The exercise
Below are some entries. Output each one exactly as it appears.

Data shown

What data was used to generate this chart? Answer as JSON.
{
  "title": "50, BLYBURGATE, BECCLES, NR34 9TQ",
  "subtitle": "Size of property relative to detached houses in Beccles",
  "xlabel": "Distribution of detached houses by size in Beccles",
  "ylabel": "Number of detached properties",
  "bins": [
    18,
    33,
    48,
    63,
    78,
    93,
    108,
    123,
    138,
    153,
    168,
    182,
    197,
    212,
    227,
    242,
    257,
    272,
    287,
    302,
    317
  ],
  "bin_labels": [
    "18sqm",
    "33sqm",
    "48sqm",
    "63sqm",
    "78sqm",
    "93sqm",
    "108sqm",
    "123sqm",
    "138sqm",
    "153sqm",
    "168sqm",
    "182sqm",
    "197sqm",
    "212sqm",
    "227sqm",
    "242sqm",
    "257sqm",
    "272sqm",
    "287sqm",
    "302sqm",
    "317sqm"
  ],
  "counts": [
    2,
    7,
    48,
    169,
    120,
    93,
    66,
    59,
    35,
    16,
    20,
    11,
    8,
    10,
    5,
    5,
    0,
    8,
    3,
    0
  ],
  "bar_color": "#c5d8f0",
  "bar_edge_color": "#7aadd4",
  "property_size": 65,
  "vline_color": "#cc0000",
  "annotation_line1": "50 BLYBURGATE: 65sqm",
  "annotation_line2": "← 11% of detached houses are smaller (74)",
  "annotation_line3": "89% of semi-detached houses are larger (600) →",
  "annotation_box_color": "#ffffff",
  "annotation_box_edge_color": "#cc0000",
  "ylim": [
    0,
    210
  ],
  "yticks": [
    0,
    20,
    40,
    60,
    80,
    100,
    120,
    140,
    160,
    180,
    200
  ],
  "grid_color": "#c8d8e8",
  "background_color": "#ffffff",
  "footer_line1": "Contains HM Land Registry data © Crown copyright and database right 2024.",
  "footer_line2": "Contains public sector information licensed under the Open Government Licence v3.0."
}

Answer to this task
What data was used to generate this chart? Answer as JSON.
{
  "title": "50, BLYBURGATE, BECCLES, NR34 9TQ",
  "subtitle": "Size of property relative to detached houses in Beccles",
  "xlabel": "Distribution of detached houses by size in Beccles",
  "ylabel": "Number of detached properties",
  "bins": [
    18,
    33,
    48,
    63,
    78,
    93,
    108,
    123,
    138,
    153,
    168,
    182,
    197,
    212,
    227,
    242,
    257,
    272,
    287,
    302,
    317
  ],
  "bin_labels": [
    "18sqm",
    "33sqm",
    "48sqm",
    "63sqm",
    "78sqm",
    "93sqm",
    "108sqm",
    "123sqm",
    "138sqm",
    "153sqm",
    "168sqm",
    "182sqm",
    "197sqm",
    "212sqm",
    "227sqm",
    "242sqm",
    "257sqm",
    "272sqm",
    "287sqm",
    "302sqm",
    "317sqm"
  ],
  "counts": [
    2,
    7,
    48,
    169,
    120,
    93,
    66,
    59,
    35,
    16,
    20,
    11,
    8,
    10,
    5,
    5,
    0,
    8,
    3,
    0
  ],
  "bar_color": "#c5d8f0",
  "bar_edge_color": "#7aadd4",
  "property_size": 65,
  "vline_color": "#cc0000",
  "annotation_line1": "50 BLYBURGATE: 65sqm",
  "annotation_line2": "← 11% of detached houses are smaller (74)",
  "annotation_line3": "89% of semi-detached houses are larger (600) →",
  "annotation_box_color": "#ffffff",
  "annotation_box_edge_color": "#cc0000",
  "ylim": [
    0,
    210
  ],
  "yticks": [
    0,
    20,
    40,
    60,
    80,
    100,
    120,
    140,
    160,
    180,
    200
  ],
  "grid_color": "#c8d8e8",
  "background_color": "#ffffff",
  "footer_line1": "Contains HM Land Registry data © Crown copyright and database right 2024.",
  "footer_line2": "Contains public sector information licensed under the Open Government Licence v3.0."
}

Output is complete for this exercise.